------ Given passage ------

French Catholic nun (1602–1634)

Agnes of Jesus, OP (born Agnès Galand and also known as Agnes of Langeac; 17 November 1602 – 19 October 1634) was a French Catholic nun of the Dominican Order. She was prioress of her monastery at Langeac, and is venerated in the Catholic Church, having been beatified by Pope John Paul II on 20 November 1994.

==Life==
Agnès Galand was born on 17 November 1602 in Le Puy-en-Velay, the third of seven children of Pierre Galand, a cutler by trade, and his wife, Guillemette Massiote. When she was five years old, Galand was entrusted to a religious institute for her education. Even from that early age, she showed a strong sense of spiritual maturity. She consecrated herself to the Virgin Mary at the age of seven.

Galand joined the Dominican Monastery of St. Catherine of Siena at Langeac in 1623. At her receiving of the religious habit she took the name Agnes of Jesus. Soon after her own profession, she was assigned to serve as the Mistress of novices for the community. Galand was elected to lead her community as prioress in 1627. She was later deposed from this office, but she accepted her demotion with indifference and grace.

She died on 19 October 1634 in Langeac.

==Spiritual legacy==

===Notable visions===
Galand was noted even during her lifetime as a mystic. Louis Marie de Montfort records the following anecdote:

I shall simply relate an incident which I read in the life of Mother Agnes of Jesus, a Dominican nun of the convent of Langeac in Auvergne. ... One day the Blessed Virgin appeared to Mother Agnes and put a gold chain around her neck to show her how happy she was that Mother Agnes had become the slave of both her and her Son. And St. Cecilia, who accompanied our Lady, said to her, "Happy are the faithful slaves of the Queen of Heaven, for they will enjoy true freedom."

------ Extracted material ------

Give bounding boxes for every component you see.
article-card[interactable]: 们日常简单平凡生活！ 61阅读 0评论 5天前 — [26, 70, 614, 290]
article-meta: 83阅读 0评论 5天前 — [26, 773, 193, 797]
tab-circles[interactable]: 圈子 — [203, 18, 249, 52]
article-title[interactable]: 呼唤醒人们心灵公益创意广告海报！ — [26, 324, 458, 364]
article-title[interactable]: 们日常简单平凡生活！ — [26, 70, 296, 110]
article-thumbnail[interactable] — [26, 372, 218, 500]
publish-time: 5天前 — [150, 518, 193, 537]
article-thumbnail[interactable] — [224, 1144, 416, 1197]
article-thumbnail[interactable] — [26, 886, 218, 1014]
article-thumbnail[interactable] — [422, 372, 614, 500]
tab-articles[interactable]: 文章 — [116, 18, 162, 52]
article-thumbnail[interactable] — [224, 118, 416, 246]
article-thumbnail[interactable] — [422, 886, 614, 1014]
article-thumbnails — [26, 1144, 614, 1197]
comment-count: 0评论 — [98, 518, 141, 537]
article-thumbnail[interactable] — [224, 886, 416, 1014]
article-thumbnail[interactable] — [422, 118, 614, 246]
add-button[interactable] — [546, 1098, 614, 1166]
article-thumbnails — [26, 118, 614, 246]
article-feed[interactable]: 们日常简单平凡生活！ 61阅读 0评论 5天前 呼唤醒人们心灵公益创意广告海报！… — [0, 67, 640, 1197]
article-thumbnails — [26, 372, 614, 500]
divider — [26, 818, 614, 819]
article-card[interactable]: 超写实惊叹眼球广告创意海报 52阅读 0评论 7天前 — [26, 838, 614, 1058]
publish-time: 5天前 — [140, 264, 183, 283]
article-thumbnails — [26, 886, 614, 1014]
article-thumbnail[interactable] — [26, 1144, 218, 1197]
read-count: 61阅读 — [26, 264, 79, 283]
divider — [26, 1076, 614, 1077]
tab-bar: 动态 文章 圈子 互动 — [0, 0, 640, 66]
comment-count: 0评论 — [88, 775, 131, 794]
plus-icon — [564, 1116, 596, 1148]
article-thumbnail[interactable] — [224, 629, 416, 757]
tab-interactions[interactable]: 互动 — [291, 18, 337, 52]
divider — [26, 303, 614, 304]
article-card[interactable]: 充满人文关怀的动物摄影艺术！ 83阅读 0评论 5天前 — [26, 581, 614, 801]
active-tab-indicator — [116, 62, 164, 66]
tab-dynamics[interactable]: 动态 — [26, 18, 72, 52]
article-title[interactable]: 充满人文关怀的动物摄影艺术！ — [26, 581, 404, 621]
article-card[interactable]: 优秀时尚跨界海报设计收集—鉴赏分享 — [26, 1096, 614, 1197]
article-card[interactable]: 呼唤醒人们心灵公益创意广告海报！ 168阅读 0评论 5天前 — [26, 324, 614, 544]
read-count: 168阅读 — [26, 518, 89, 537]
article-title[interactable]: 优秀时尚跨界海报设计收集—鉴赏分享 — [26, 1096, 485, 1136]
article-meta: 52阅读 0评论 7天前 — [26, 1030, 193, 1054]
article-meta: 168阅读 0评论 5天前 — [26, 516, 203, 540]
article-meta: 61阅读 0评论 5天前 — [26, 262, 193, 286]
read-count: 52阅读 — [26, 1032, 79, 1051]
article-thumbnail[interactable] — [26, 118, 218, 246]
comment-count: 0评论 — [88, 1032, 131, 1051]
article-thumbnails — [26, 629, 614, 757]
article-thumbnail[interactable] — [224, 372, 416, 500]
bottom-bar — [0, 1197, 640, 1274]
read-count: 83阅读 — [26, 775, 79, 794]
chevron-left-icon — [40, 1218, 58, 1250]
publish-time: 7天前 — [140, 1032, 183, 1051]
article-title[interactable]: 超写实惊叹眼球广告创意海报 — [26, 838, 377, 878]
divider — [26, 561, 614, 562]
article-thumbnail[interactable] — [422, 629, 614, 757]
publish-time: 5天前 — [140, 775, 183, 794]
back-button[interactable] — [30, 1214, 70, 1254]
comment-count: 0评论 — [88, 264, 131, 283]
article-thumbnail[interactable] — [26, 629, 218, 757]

------

_Study questions:_
1. Translate this sentence from the article on Agnes of Jesus into Spanish: "Galand joined the Dominican Monastery of St. Catherine of Siena at Langeac in 1623."
2. Resume the article on Agnes of Jesus after its final sentence and keep writing it.

_Answers below:_
1. Galand ingresó en el Monasterio dominico de Santa Catalina de Siena en Langeac en 1623.

2.
In 1631, Galand experienced the most famous of her visions, in which the Blessed Virgin Mary urged her to pray for an unknown priest with the command, "Pray to my Son for the Abbé of Prébrac (near Cugnaux)." Jean-Jacques Olier was the current holder of that office, and while at a retreat led by Vincent de Paul, he experienced a vision in which Galand appeared to him, though he was unacquainted with her. He sought out the nun who had appeared to him in the dream. When he met Galand, she told him: "I have received orders from the Holy Virgin to pray for you. God has destined you to open the first seminaries in France." Olier would go on to found the Society of Saint-Sulpice. Before her death, she related to her community her great desire that they pray for priests.

===Veneration and beatification===
A cause for her beatification was introduced on 19 March 1713. She was declared venerable on 19 March 1808 by Pope Pius VII. Pope John Paul II beatified her on 20 November 1994. At her beatification ceremony, John Paul II called Galand "truly blessed", noting her willingness to submit to God's plan for her, "offering her intellect, will, and freedom to the Son of Man, that he might transform them and harmonize them totally with his own!" Her feast day is 19 October.

Hyacinthe-Marie Cormier, beatified on the same day as Galand, cited the example of Galand's life as his inspiration for joining the Dominican Order. He would go on to be elected the seventy-sixth Master General of the Dominicans in 1904.